— TASK DIRECTIONS —
From the entries below, copy every line holding the word "Федерации".

— RECORDS SHOWN —
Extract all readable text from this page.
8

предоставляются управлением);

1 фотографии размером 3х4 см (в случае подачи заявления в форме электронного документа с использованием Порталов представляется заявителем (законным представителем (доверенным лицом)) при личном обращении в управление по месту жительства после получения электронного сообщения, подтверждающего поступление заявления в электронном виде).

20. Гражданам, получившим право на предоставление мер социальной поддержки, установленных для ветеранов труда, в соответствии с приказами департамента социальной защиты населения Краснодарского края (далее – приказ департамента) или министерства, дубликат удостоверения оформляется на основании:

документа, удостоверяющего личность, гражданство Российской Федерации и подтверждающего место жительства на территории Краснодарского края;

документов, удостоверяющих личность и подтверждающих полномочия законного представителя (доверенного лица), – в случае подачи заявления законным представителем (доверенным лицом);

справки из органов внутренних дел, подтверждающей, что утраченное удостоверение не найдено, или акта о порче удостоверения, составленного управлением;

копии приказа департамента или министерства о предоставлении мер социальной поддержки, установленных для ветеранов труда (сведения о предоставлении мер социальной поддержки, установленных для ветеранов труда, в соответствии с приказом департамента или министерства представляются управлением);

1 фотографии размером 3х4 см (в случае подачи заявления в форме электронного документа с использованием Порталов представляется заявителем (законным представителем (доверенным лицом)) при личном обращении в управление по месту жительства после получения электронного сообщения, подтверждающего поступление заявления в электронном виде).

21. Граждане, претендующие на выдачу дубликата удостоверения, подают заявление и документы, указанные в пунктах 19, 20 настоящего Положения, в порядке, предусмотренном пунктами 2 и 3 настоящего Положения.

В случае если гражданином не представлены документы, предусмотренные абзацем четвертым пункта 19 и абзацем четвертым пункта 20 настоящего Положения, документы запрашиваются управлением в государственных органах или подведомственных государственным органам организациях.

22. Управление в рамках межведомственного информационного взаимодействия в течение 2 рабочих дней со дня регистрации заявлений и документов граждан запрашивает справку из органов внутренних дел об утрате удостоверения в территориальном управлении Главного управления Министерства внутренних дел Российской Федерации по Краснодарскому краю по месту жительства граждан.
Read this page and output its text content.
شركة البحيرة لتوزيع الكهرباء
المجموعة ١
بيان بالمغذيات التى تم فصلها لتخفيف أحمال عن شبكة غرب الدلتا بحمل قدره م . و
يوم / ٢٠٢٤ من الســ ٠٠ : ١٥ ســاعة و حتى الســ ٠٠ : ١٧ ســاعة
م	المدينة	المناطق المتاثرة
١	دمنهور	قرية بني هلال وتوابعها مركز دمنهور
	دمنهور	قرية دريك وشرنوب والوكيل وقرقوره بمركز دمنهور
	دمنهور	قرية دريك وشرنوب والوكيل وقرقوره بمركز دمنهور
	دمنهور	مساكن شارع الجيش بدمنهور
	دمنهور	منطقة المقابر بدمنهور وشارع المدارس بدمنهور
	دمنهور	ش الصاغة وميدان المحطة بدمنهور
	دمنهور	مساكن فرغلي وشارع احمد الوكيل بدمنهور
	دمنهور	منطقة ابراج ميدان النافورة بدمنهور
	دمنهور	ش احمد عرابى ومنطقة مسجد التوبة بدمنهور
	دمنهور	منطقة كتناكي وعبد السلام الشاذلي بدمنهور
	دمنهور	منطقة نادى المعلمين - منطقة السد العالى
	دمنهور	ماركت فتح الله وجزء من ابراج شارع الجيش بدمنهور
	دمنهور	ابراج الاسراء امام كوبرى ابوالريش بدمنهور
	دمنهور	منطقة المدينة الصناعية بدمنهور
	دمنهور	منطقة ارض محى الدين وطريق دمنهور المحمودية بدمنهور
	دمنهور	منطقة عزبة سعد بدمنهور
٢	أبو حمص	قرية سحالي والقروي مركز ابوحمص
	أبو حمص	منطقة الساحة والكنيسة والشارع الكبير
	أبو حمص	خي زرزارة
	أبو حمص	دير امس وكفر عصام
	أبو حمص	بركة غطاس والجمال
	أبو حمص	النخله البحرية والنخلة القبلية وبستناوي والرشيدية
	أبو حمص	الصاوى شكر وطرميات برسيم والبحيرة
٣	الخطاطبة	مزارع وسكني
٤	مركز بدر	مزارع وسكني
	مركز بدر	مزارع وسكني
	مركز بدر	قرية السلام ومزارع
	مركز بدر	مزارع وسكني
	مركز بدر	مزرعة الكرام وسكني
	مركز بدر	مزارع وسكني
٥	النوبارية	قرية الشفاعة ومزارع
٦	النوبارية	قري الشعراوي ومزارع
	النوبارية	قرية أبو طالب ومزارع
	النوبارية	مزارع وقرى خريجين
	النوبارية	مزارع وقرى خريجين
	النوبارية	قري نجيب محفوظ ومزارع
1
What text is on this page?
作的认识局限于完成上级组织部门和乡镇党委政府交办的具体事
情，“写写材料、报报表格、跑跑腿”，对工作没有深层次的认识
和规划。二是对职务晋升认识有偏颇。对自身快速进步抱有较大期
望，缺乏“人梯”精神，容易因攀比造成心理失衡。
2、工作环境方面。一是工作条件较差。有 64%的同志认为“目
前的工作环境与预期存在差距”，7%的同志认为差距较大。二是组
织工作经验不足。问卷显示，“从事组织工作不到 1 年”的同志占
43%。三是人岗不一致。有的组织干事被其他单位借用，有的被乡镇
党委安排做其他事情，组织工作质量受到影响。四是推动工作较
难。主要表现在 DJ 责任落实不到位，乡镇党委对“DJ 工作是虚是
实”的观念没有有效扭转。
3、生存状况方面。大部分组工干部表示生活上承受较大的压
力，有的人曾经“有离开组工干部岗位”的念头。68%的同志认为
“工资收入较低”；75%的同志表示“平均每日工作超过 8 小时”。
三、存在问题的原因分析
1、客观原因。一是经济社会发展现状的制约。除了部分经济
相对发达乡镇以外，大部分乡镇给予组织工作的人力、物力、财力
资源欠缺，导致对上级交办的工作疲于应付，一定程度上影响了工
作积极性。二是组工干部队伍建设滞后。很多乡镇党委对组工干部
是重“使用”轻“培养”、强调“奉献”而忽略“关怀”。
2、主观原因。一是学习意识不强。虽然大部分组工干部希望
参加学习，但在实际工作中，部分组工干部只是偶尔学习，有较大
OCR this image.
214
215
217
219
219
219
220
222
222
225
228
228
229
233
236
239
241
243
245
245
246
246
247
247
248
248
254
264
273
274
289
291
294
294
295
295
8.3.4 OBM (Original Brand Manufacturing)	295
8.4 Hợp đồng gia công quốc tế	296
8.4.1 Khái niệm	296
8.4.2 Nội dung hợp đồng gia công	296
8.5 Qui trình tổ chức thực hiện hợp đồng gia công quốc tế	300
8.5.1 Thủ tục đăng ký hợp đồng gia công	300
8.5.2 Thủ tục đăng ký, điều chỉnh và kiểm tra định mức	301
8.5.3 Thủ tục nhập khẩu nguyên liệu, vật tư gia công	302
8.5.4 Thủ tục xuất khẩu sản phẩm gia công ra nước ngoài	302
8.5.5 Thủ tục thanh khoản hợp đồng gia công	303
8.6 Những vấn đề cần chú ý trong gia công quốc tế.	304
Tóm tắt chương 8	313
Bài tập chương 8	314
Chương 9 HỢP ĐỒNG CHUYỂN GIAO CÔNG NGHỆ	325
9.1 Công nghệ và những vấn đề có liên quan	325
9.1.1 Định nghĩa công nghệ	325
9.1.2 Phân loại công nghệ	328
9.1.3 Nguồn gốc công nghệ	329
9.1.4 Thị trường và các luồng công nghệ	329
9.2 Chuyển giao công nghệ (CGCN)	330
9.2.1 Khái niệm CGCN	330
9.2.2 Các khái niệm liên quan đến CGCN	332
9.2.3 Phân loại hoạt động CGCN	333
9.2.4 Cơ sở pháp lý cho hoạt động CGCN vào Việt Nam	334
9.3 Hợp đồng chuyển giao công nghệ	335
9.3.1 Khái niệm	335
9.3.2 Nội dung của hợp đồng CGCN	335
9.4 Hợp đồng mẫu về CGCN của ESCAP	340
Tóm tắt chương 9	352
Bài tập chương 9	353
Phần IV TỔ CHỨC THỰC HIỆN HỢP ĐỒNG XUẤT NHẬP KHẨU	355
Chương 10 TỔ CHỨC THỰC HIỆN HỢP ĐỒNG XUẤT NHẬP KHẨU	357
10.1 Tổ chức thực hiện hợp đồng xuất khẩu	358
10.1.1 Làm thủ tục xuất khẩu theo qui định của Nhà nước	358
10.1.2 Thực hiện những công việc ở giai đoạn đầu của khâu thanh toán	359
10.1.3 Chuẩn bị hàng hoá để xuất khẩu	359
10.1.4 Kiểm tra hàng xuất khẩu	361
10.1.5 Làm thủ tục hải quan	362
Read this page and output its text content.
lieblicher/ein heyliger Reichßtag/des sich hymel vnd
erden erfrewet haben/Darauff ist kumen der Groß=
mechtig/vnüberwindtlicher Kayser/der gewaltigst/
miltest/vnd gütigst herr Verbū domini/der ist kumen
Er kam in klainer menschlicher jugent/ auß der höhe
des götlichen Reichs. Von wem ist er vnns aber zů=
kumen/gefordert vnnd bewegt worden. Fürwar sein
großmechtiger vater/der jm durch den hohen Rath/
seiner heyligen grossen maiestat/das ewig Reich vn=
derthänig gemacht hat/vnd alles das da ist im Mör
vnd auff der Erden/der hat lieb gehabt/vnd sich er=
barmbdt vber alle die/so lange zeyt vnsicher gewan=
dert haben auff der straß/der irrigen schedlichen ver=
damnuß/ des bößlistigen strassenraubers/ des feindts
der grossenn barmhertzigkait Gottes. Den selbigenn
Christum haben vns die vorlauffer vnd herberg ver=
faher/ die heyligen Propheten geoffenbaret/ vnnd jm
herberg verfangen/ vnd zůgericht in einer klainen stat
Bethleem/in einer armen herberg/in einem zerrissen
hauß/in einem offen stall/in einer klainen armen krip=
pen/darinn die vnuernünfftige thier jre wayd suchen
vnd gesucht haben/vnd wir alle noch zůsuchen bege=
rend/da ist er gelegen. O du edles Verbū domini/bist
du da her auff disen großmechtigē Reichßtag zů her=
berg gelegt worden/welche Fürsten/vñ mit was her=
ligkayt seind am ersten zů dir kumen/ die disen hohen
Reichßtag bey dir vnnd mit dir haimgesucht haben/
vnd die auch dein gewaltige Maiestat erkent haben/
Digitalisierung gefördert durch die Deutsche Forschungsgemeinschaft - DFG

— COMPLETE ANSWER —
документа, удостоверяющего личность, гражданство Российской Федерации и подтверждающего место жительства на территории Краснодарского края;
22. Управление в рамках межведомственного информационного взаимодействия в течение 2 рабочих дней со дня регистрации заявлений и документов граждан запрашивает справку из органов внутренних дел об утрате удостоверения в территориальном управлении Главного управления Министерства внутренних дел Российской Федерации по Краснодарскому краю по месту жительства граждан.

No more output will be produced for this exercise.